[Data entries]
-- Start --

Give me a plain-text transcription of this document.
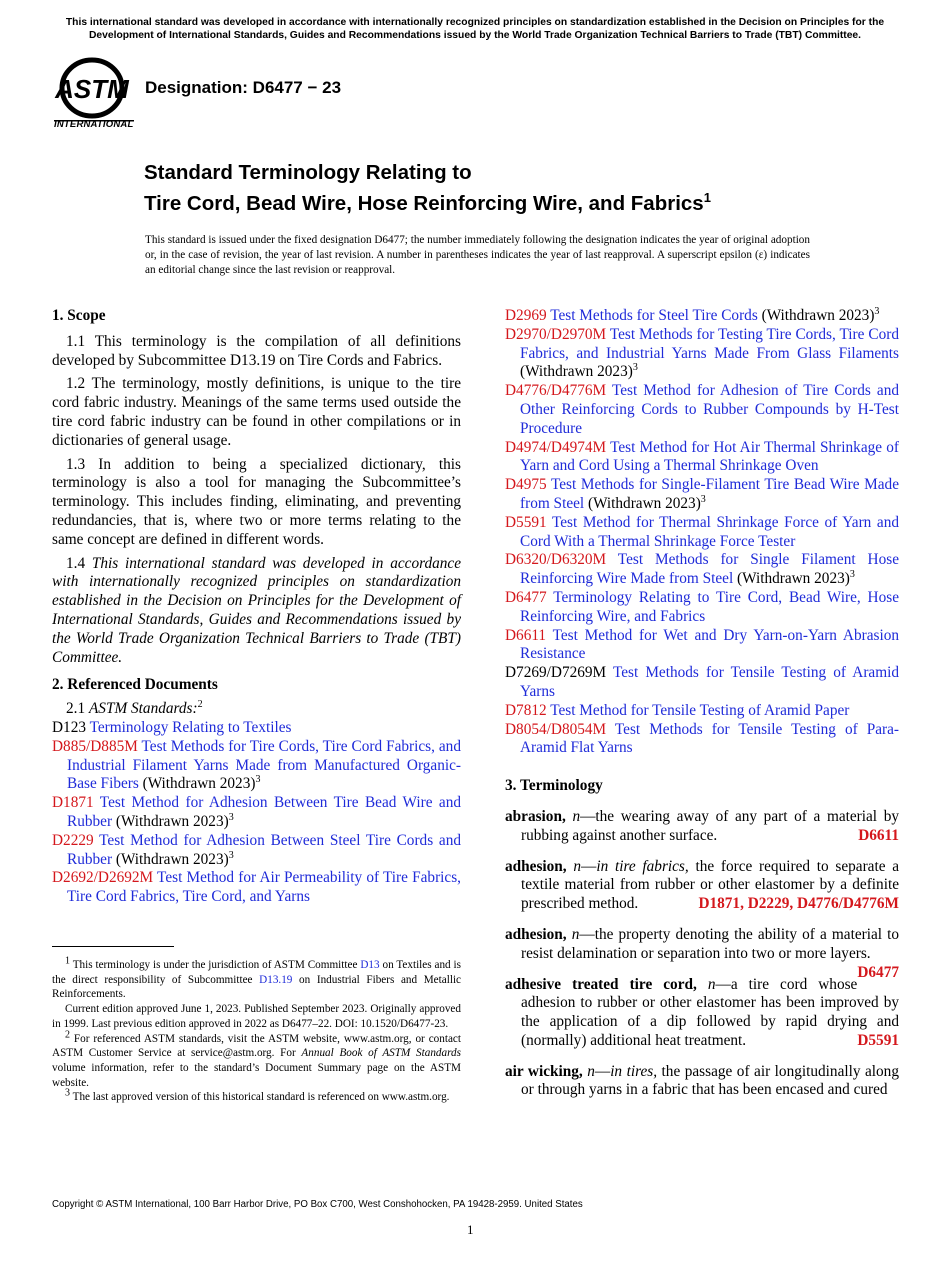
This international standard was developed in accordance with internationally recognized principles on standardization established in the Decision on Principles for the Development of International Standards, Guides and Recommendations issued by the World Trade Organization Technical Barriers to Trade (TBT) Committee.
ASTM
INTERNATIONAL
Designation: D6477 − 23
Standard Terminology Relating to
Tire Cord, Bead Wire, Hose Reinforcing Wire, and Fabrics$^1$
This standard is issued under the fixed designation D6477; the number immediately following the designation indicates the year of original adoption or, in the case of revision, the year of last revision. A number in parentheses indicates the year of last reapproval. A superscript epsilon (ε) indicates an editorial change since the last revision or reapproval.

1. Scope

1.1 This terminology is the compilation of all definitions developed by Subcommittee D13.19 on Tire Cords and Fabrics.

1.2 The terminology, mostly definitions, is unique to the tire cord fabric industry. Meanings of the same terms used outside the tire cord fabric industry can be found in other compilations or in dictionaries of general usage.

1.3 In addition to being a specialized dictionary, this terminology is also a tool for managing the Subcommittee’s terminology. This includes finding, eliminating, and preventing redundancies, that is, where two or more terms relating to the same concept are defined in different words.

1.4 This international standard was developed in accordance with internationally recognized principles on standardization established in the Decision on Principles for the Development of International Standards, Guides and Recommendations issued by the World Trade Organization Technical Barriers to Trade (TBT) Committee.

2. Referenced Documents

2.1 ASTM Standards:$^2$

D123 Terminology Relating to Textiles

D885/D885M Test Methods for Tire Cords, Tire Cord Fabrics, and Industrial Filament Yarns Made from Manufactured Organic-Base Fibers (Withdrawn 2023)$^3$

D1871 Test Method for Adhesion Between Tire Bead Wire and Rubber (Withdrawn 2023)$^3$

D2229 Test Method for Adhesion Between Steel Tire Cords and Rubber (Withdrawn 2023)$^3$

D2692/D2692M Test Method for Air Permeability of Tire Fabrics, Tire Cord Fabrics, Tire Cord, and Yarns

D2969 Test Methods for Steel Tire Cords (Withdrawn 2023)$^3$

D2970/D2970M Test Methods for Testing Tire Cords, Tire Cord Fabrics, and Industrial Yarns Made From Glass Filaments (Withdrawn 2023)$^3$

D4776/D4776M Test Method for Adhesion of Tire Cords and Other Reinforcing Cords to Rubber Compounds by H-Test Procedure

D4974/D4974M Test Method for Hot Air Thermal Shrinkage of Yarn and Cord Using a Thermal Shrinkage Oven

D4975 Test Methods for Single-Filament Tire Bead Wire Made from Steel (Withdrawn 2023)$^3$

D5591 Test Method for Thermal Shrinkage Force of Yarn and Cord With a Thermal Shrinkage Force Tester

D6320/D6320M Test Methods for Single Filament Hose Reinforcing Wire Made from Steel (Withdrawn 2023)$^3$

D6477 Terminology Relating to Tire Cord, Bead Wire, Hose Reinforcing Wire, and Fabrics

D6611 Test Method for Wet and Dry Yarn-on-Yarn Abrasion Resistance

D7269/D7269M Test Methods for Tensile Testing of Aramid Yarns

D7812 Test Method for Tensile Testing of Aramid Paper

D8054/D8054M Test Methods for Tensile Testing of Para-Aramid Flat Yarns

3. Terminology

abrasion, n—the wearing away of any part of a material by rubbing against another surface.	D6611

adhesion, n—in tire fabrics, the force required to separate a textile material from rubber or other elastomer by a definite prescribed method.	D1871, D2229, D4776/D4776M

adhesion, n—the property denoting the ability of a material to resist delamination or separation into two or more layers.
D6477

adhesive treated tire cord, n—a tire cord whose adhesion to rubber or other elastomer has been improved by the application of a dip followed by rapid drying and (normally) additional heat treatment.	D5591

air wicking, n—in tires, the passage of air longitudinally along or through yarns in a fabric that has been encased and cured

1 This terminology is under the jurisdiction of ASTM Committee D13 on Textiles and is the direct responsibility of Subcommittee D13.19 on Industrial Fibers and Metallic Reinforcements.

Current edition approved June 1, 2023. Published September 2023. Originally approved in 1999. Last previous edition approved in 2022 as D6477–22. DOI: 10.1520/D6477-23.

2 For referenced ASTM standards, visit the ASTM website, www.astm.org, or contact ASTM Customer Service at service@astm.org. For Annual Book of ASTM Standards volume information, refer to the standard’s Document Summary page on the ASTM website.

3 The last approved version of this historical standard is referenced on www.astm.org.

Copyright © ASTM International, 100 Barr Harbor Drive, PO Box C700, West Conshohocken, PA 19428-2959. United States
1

-- End --
-- Start --

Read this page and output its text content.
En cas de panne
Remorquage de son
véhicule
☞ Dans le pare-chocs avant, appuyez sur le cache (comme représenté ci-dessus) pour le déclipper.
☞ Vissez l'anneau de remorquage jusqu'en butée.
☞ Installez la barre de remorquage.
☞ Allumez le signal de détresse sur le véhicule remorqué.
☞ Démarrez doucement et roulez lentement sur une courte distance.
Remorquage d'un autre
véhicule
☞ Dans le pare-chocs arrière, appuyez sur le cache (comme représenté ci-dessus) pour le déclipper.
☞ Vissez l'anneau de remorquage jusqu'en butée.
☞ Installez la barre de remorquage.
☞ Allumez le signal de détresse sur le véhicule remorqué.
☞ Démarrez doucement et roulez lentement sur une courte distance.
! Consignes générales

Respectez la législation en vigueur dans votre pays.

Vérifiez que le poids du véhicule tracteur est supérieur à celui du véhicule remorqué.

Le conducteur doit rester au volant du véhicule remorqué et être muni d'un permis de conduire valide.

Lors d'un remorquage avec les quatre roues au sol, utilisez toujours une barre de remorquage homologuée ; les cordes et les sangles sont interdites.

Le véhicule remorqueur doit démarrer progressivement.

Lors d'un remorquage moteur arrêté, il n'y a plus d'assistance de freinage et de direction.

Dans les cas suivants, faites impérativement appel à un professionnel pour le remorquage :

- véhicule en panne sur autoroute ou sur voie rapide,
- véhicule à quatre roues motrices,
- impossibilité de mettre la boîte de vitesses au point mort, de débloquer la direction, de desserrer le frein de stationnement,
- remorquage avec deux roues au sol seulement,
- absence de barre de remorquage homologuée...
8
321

-- End --

» **What you have to do**
Determine how many lines of the listing above include the word "pour", and report that number only.

» **Solution for this exercise**
3